■ **What needs to be done**
Sift the listing for lines that hold the string "Whole" and pull them out.
(Source data Opens)
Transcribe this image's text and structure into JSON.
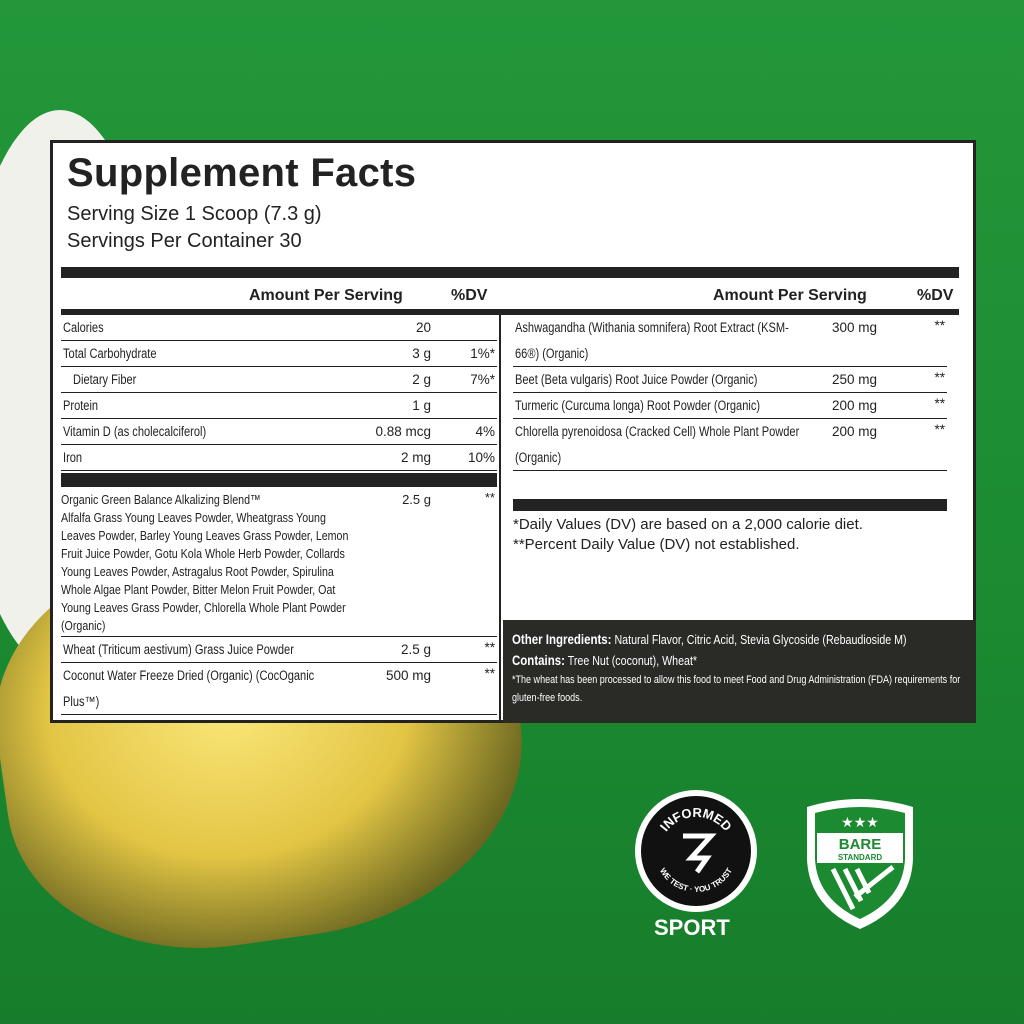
{
  "label": {
    "title": "Supplement Facts",
    "serving_size": "Serving Size 1 Scoop (7.3 g)",
    "servings_per_container": "Servings Per Container 30",
    "col_amount": "Amount Per Serving",
    "col_dv": "%DV",
    "left_rows": [
      {
        "name": "Calories",
        "amount": "20",
        "dv": ""
      },
      {
        "name": "Total Carbohydrate",
        "amount": "3 g",
        "dv": "1%*"
      },
      {
        "name": "Dietary Fiber",
        "amount": "2 g",
        "dv": "7%*"
      },
      {
        "name": "Protein",
        "amount": "1 g",
        "dv": ""
      },
      {
        "name": "Vitamin D (as cholecalciferol)",
        "amount": "0.88 mcg",
        "dv": "4%"
      },
      {
        "name": "Iron",
        "amount": "2 mg",
        "dv": "10%"
      }
    ],
    "blend": {
      "name": "Organic Green Balance Alkalizing Blend™",
      "ingredients": "Alfalfa Grass Young Leaves Powder, Wheatgrass Young Leaves Powder, Barley Young Leaves Grass Powder, Lemon Fruit Juice Powder, Gotu Kola Whole Herb Powder, Collards Young Leaves Powder, Astragalus Root Powder, Spirulina Whole Algae Plant Powder, Bitter Melon Fruit Powder, Oat Young Leaves Grass Powder, Chlorella Whole Plant Powder (Organic)",
      "amount": "2.5 g",
      "dv": "**"
    },
    "left_rows2": [
      {
        "name": "Wheat (Triticum aestivum) Grass Juice Powder",
        "amount": "2.5 g",
        "dv": "**"
      },
      {
        "name": "Coconut Water Freeze Dried (Organic) (CocOganic Plus™)",
        "amount": "500 mg",
        "dv": "**"
      }
    ],
    "right_rows": [
      {
        "name": "Ashwagandha (Withania somnifera) Root Extract (KSM-66®) (Organic)",
        "amount": "300 mg",
        "dv": "**"
      },
      {
        "name": "Beet (Beta vulgaris) Root Juice Powder (Organic)",
        "amount": "250 mg",
        "dv": "**"
      },
      {
        "name": "Turmeric (Curcuma longa) Root Powder (Organic)",
        "amount": "200 mg",
        "dv": "**"
      },
      {
        "name": "Chlorella pyrenoidosa (Cracked Cell) Whole Plant Powder (Organic)",
        "amount": "200 mg",
        "dv": "**"
      }
    ],
    "footnote1": "*Daily Values (DV) are based on a 2,000 calorie diet.",
    "footnote2": "**Percent Daily Value (DV) not established.",
    "other_label": "Other Ingredients:",
    "other_value": "Natural Flavor, Citric Acid, Stevia Glycoside (Rebaudioside M)",
    "contains_label": "Contains:",
    "contains_value": "Tree Nut (coconut), Wheat*",
    "wheat_note": "*The wheat has been processed to allow this food to meet Food and Drug Administration (FDA) requirements for gluten-free foods."
  },
  "badges": {
    "informed_top": "INFORMED",
    "informed_bottom": "WE TEST · YOU TRUST",
    "informed_sport": "SPORT",
    "bare_text": "BARE",
    "bare_text2": "STANDARD"
  },
  "colors": {
    "background": "#1f8f35",
    "label_dark": "#2a2a26"
  }
}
(Source data Closes)
■ **Answer to this task**
      "ingredients": "Alfalfa Grass Young Leaves Powder, Wheatgrass Young Leaves Powder, Barley Young Leaves Grass Powder, Lemon Fruit Juice Powder, Gotu Kola Whole Herb Powder, Collards Young Leaves Powder, Astragalus Root Powder, Spirulina Whole Algae Plant Powder, Bitter Melon Fruit Powder, Oat Young Leaves Grass Powder, Chlorella Whole Plant Powder (Organic)",
        "name": "Chlorella pyrenoidosa (Cracked Cell) Whole Plant Powder (Organic)",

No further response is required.